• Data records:

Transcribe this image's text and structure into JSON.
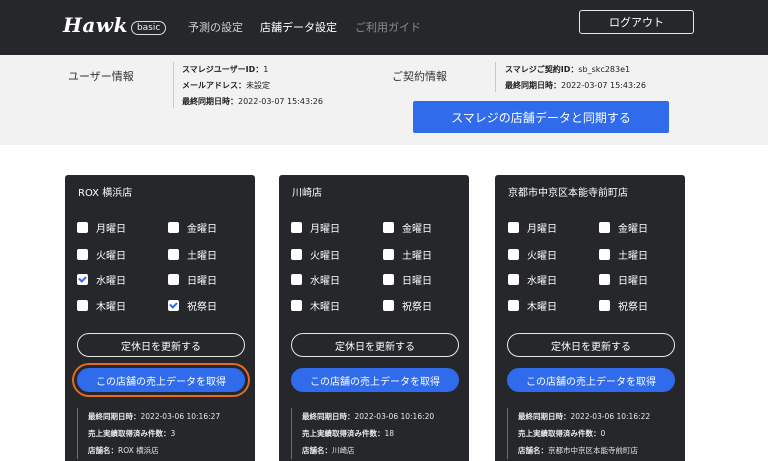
{
  "header": {
    "logo": "Hawk",
    "logo_badge": "basic",
    "nav": [
      "予測の設定",
      "店舗データ設定",
      "ご利用ガイド"
    ],
    "logout_label": "ログアウト"
  },
  "user_info": {
    "heading": "ユーザー情報",
    "id_label": "スマレジユーザーID：",
    "id_value": "1",
    "email_label": "メールアドレス：",
    "email_value": "未設定",
    "sync_label": "最終同期日時：",
    "sync_value": "2022-03-07 15:43:26"
  },
  "contract_info": {
    "heading": "ご契約情報",
    "id_label": "スマレジご契約ID：",
    "id_value": "sb_skc283e1",
    "sync_label": "最終同期日時：",
    "sync_value": "2022-03-07 15:43:26"
  },
  "sync_button": "スマレジの店舗データと同期する",
  "colors": {
    "accent": "#2f6bea",
    "dark": "#25272b",
    "focus_ring": "#e26b1f"
  },
  "stores": [
    {
      "name": "ROX 横浜店",
      "days": [
        {
          "label": "月曜日",
          "checked": false
        },
        {
          "label": "火曜日",
          "checked": false
        },
        {
          "label": "水曜日",
          "checked": true
        },
        {
          "label": "木曜日",
          "checked": false
        },
        {
          "label": "金曜日",
          "checked": false
        },
        {
          "label": "土曜日",
          "checked": false
        },
        {
          "label": "日曜日",
          "checked": false
        },
        {
          "label": "祝祭日",
          "checked": true
        }
      ],
      "update_label": "定休日を更新する",
      "fetch_label": "この店舗の売上データを取得",
      "info": [
        {
          "k": "最終同期日時：",
          "v": "2022-03-06 10:16:27"
        },
        {
          "k": "売上実績取得済み件数：",
          "v": "3"
        },
        {
          "k": "店舗名：",
          "v": "ROX 横浜店"
        }
      ]
    },
    {
      "name": "川崎店",
      "days": [
        {
          "label": "月曜日",
          "checked": false
        },
        {
          "label": "火曜日",
          "checked": false
        },
        {
          "label": "水曜日",
          "checked": false
        },
        {
          "label": "木曜日",
          "checked": false
        },
        {
          "label": "金曜日",
          "checked": false
        },
        {
          "label": "土曜日",
          "checked": false
        },
        {
          "label": "日曜日",
          "checked": false
        },
        {
          "label": "祝祭日",
          "checked": false
        }
      ],
      "update_label": "定休日を更新する",
      "fetch_label": "この店舗の売上データを取得",
      "info": [
        {
          "k": "最終同期日時：",
          "v": "2022-03-06 10:16:20"
        },
        {
          "k": "売上実績取得済み件数：",
          "v": "18"
        },
        {
          "k": "店舗名：",
          "v": "川崎店"
        }
      ]
    },
    {
      "name": "京都市中京区本能寺前町店",
      "days": [
        {
          "label": "月曜日",
          "checked": false
        },
        {
          "label": "火曜日",
          "checked": false
        },
        {
          "label": "水曜日",
          "checked": false
        },
        {
          "label": "木曜日",
          "checked": false
        },
        {
          "label": "金曜日",
          "checked": false
        },
        {
          "label": "土曜日",
          "checked": false
        },
        {
          "label": "日曜日",
          "checked": false
        },
        {
          "label": "祝祭日",
          "checked": false
        }
      ],
      "update_label": "定休日を更新する",
      "fetch_label": "この店舗の売上データを取得",
      "info": [
        {
          "k": "最終同期日時：",
          "v": "2022-03-06 10:16:22"
        },
        {
          "k": "売上実績取得済み件数：",
          "v": "0"
        },
        {
          "k": "店舗名：",
          "v": "京都市中京区本能寺前町店"
        }
      ]
    }
  ]
}
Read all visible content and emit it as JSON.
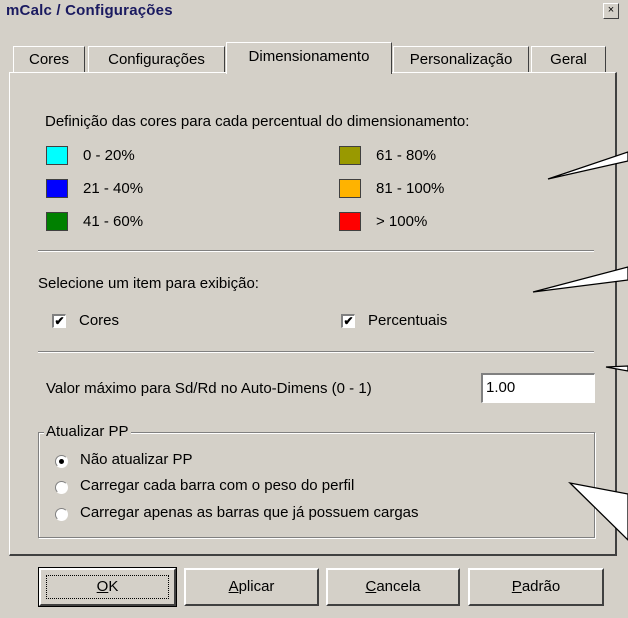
{
  "window": {
    "title": "mCalc / Configurações",
    "close_glyph": "×"
  },
  "tabs": [
    {
      "label": "Cores"
    },
    {
      "label": "Configurações"
    },
    {
      "label": "Dimensionamento"
    },
    {
      "label": "Personalização"
    },
    {
      "label": "Geral"
    }
  ],
  "active_tab": "Dimensionamento",
  "colors_section": {
    "heading": "Definição das cores para cada percentual do dimensionamento:",
    "items": [
      {
        "range": "0 - 20%",
        "color": "#00ffff"
      },
      {
        "range": "21 - 40%",
        "color": "#0000ff"
      },
      {
        "range": "41 - 60%",
        "color": "#008000"
      },
      {
        "range": "61 - 80%",
        "color": "#999900"
      },
      {
        "range": "81 - 100%",
        "color": "#ffb300"
      },
      {
        "range": "> 100%",
        "color": "#ff0000"
      }
    ]
  },
  "display_section": {
    "heading": "Selecione um item para exibição:",
    "checkboxes": [
      {
        "label": "Cores",
        "checked": true,
        "mark": "✔"
      },
      {
        "label": "Percentuais",
        "checked": true,
        "mark": "✔"
      }
    ]
  },
  "max_value": {
    "label": "Valor máximo para Sd/Rd no Auto-Dimens (0 - 1)",
    "value": "1.00"
  },
  "update_pp": {
    "legend": "Atualizar PP",
    "options": [
      {
        "label": "Não atualizar  PP",
        "selected": true
      },
      {
        "label": "Carregar cada barra com o peso do perfil",
        "selected": false
      },
      {
        "label": "Carregar apenas as barras que já possuem cargas",
        "selected": false
      }
    ]
  },
  "buttons": [
    {
      "label": "OK",
      "mnemonic": "O",
      "rest": "K"
    },
    {
      "label": "Aplicar",
      "mnemonic": "A",
      "rest": "plicar"
    },
    {
      "label": "Cancela",
      "mnemonic": "C",
      "rest": "ancela"
    },
    {
      "label": "Padrão",
      "mnemonic": "P",
      "rest": "adrão"
    }
  ]
}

• Problem details: Copy the listing in full and without alteration, omitting every picture.

• Answer:
Transcribe this image's text and structure into JSON.
{
  "header": {
    "logo": "Hawk",
    "logo_badge": "basic",
    "nav": [
      "予測の設定",
      "店舗データ設定",
      "ご利用ガイド"
    ],
    "logout_label": "ログアウト"
  },
  "user_info": {
    "heading": "ユーザー情報",
    "id_label": "スマレジユーザーID：",
    "id_value": "1",
    "email_label": "メールアドレス：",
    "email_value": "未設定",
    "sync_label": "最終同期日時：",
    "sync_value": "2022-03-07 15:43:26"
  },
  "contract_info": {
    "heading": "ご契約情報",
    "id_label": "スマレジご契約ID：",
    "id_value": "sb_skc283e1",
    "sync_label": "最終同期日時：",
    "sync_value": "2022-03-07 15:43:26"
  },
  "sync_button": "スマレジの店舗データと同期する",
  "colors": {
    "accent": "#2f6bea",
    "dark": "#25272b",
    "focus_ring": "#e26b1f"
  },
  "stores": [
    {
      "name": "ROX 横浜店",
      "days": [
        {
          "label": "月曜日",
          "checked": false
        },
        {
          "label": "火曜日",
          "checked": false
        },
        {
          "label": "水曜日",
          "checked": true
        },
        {
          "label": "木曜日",
          "checked": false
        },
        {
          "label": "金曜日",
          "checked": false
        },
        {
          "label": "土曜日",
          "checked": false
        },
        {
          "label": "日曜日",
          "checked": false
        },
        {
          "label": "祝祭日",
          "checked": true
        }
      ],
      "update_label": "定休日を更新する",
      "fetch_label": "この店舗の売上データを取得",
      "info": [
        {
          "k": "最終同期日時：",
          "v": "2022-03-06 10:16:27"
        },
        {
          "k": "売上実績取得済み件数：",
          "v": "3"
        },
        {
          "k": "店舗名：",
          "v": "ROX 横浜店"
        }
      ]
    },
    {
      "name": "川崎店",
      "days": [
        {
          "label": "月曜日",
          "checked": false
        },
        {
          "label": "火曜日",
          "checked": false
        },
        {
          "label": "水曜日",
          "checked": false
        },
        {
          "label": "木曜日",
          "checked": false
        },
        {
          "label": "金曜日",
          "checked": false
        },
        {
          "label": "土曜日",
          "checked": false
        },
        {
          "label": "日曜日",
          "checked": false
        },
        {
          "label": "祝祭日",
          "checked": false
        }
      ],
      "update_label": "定休日を更新する",
      "fetch_label": "この店舗の売上データを取得",
      "info": [
        {
          "k": "最終同期日時：",
          "v": "2022-03-06 10:16:20"
        },
        {
          "k": "売上実績取得済み件数：",
          "v": "18"
        },
        {
          "k": "店舗名：",
          "v": "川崎店"
        }
      ]
    },
    {
      "name": "京都市中京区本能寺前町店",
      "days": [
        {
          "label": "月曜日",
          "checked": false
        },
        {
          "label": "火曜日",
          "checked": false
        },
        {
          "label": "水曜日",
          "checked": false
        },
        {
          "label": "木曜日",
          "checked": false
        },
        {
          "label": "金曜日",
          "checked": false
        },
        {
          "label": "土曜日",
          "checked": false
        },
        {
          "label": "日曜日",
          "checked": false
        },
        {
          "label": "祝祭日",
          "checked": false
        }
      ],
      "update_label": "定休日を更新する",
      "fetch_label": "この店舗の売上データを取得",
      "info": [
        {
          "k": "最終同期日時：",
          "v": "2022-03-06 10:16:22"
        },
        {
          "k": "売上実績取得済み件数：",
          "v": "0"
        },
        {
          "k": "店舗名：",
          "v": "京都市中京区本能寺前町店"
        }
      ]
    }
  ]
}
Read all visible content and emit it as JSON.
{
  "window": {
    "title": "mCalc / Configurações",
    "close_glyph": "×"
  },
  "tabs": [
    {
      "label": "Cores"
    },
    {
      "label": "Configurações"
    },
    {
      "label": "Dimensionamento"
    },
    {
      "label": "Personalização"
    },
    {
      "label": "Geral"
    }
  ],
  "active_tab": "Dimensionamento",
  "colors_section": {
    "heading": "Definição das cores para cada percentual do dimensionamento:",
    "items": [
      {
        "range": "0 - 20%",
        "color": "#00ffff"
      },
      {
        "range": "21 - 40%",
        "color": "#0000ff"
      },
      {
        "range": "41 - 60%",
        "color": "#008000"
      },
      {
        "range": "61 - 80%",
        "color": "#999900"
      },
      {
        "range": "81 - 100%",
        "color": "#ffb300"
      },
      {
        "range": "> 100%",
        "color": "#ff0000"
      }
    ]
  },
  "display_section": {
    "heading": "Selecione um item para exibição:",
    "checkboxes": [
      {
        "label": "Cores",
        "checked": true,
        "mark": "✔"
      },
      {
        "label": "Percentuais",
        "checked": true,
        "mark": "✔"
      }
    ]
  },
  "max_value": {
    "label": "Valor máximo para Sd/Rd no Auto-Dimens (0 - 1)",
    "value": "1.00"
  },
  "update_pp": {
    "legend": "Atualizar PP",
    "options": [
      {
        "label": "Não atualizar  PP",
        "selected": true
      },
      {
        "label": "Carregar cada barra com o peso do perfil",
        "selected": false
      },
      {
        "label": "Carregar apenas as barras que já possuem cargas",
        "selected": false
      }
    ]
  },
  "buttons": [
    {
      "label": "OK",
      "mnemonic": "O",
      "rest": "K"
    },
    {
      "label": "Aplicar",
      "mnemonic": "A",
      "rest": "plicar"
    },
    {
      "label": "Cancela",
      "mnemonic": "C",
      "rest": "ancela"
    },
    {
      "label": "Padrão",
      "mnemonic": "P",
      "rest": "adrão"
    }
  ]
}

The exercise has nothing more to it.